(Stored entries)
>>

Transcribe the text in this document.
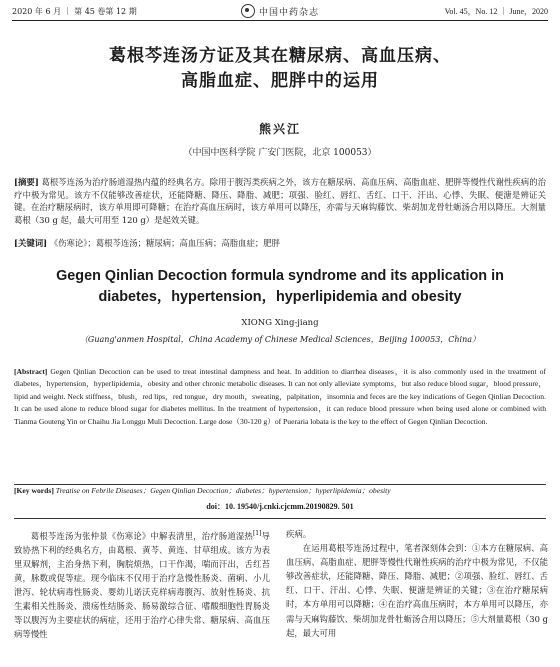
2020 年 6 月 ｜ 第 45 卷第 12 期	中国中药杂志	Vol. 45，No. 12 ｜ June，2020
葛根芩连汤方证及其在糖尿病、高血压病、
高脂血症、肥胖中的运用
熊兴江
（中国中医科学院 广安门医院，北京 100053）
[摘要] 葛根芩连汤为治疗肠道湿热内蕴的经典名方。除用于腹泻类疾病之外，该方在糖尿病、高血压病、高脂血症、肥胖等慢性代谢性疾病的治疗中极为常见。该方不仅能够改善症状，还能降糖、降压、降脂、减肥；项强、脸红、唇红、舌红、口干、汗出、心悸、失眠、便溏是辨证关键。在治疗糖尿病时，该方单用即可降糖；在治疗高血压病时，该方单用可以降压，亦需与天麻钩藤饮、柴胡加龙骨牡蛎汤合用以降压。大剂量葛根（30 g 起，最大可用至 120 g）是起效关键。
[关键词] 《伤寒论》；葛根芩连汤；糖尿病；高血压病；高脂血症；肥胖
Gegen Qinlian Decoction formula syndrome and its application in
diabetes，hypertension，hyperlipidemia and obesity
XIONG Xing-jiang
（Guang'anmen Hospital，China Academy of Chinese Medical Sciences，Beijing 100053，China）
[Abstract] Gegen Qinlian Decoction can be used to treat intestinal dampness and heat. In addition to diarrhea diseases，it is also commonly used in the treatment of diabetes，hypertension，hyperlipidemia，obesity and other chronic metabolic diseases. It can not only alleviate symptoms，but also reduce blood sugar，blood pressure，lipid and weight. Neck stiffness，blush，red lips，red tongue，dry mouth，sweating，palpitation，insomnia and feces are the key indications of Gegen Qinlian Decoction. It can be used alone to reduce blood sugar for diabetes mellitus. In the treatment of hypertension，it can reduce blood pressure when being used alone or combined with Tianma Gouteng Yin or Chaihu Jia Longgu Muli Decoction. Large dose（30-120 g）of Pueraria lobata is the key to the effect of Gegen Qinlian Decoction.
[Key words] Treatise on Febrile Diseases；Gegen Qinlian Decoction；diabetes；hypertension；hyperlipidemia；obesity
doi：10. 19540/j.cnki.cjcmm.20190829. 501

葛根芩连汤为张仲景《伤寒论》中解表清里，治疗肠道湿热[1]导致协热下利的经典名方，由葛根、黄芩、黄连、甘草组成。该方为表里双解剂，主治身热下利，胸脘烦热，口干作渴，喘而汗出，舌红苔黄，脉数或促等症。现今临床不仅用于治疗急慢性肠炎、菌痢、小儿泄泻、轮状病毒性肠炎、婴幼儿诺沃克样病毒腹泻、放射性肠炎、抗生素相关性肠炎、溃疡性结肠炎、肠易激综合征、嗜酸细胞性胃肠炎等以腹泻为主要症状的病症，还用于治疗心律失常、糖尿病、高血压病等慢性

疾病。

在运用葛根芩连汤过程中，笔者深刻体会到：①本方在糖尿病、高血压病、高脂血症、肥胖等慢性代谢性疾病的治疗中极为常见，不仅能够改善症状，还能降糖、降压、降脂、减肥；②项强、脸红、唇红、舌红、口干、汗出、心悸、失眠、便溏是辨证的关键；③在治疗糖尿病时，本方单用可以降糖；④在治疗高血压病时，本方单用可以降压，亦需与天麻钩藤饮、柴胡加龙骨牡蛎汤合用以降压；⑤大剂量葛根（30 g 起，最大可用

<<

### YOUR GOAL
Select all lines with the word "hypertension" from the entries above.

### THE REPLY
diabetes，hypertension，hyperlipidemia and obesity
[Abstract] Gegen Qinlian Decoction can be used to treat intestinal dampness and heat. In addition to diarrhea diseases，it is also commonly used in the treatment of diabetes，hypertension，hyperlipidemia，obesity and other chronic metabolic diseases. It can not only alleviate symptoms，but also reduce blood sugar，blood pressure，lipid and weight. Neck stiffness，blush，red lips，red tongue，dry mouth，sweating，palpitation，insomnia and feces are the key indications of Gegen Qinlian Decoction. It can be used alone to reduce blood sugar for diabetes mellitus. In the treatment of hypertension，it can reduce blood pressure when being used alone or combined with Tianma Gouteng Yin or Chaihu Jia Longgu Muli Decoction. Large dose（30-120 g）of Pueraria lobata is the key to the effect of Gegen Qinlian Decoction.
[Key words] Treatise on Febrile Diseases；Gegen Qinlian Decoction；diabetes；hypertension；hyperlipidemia；obesity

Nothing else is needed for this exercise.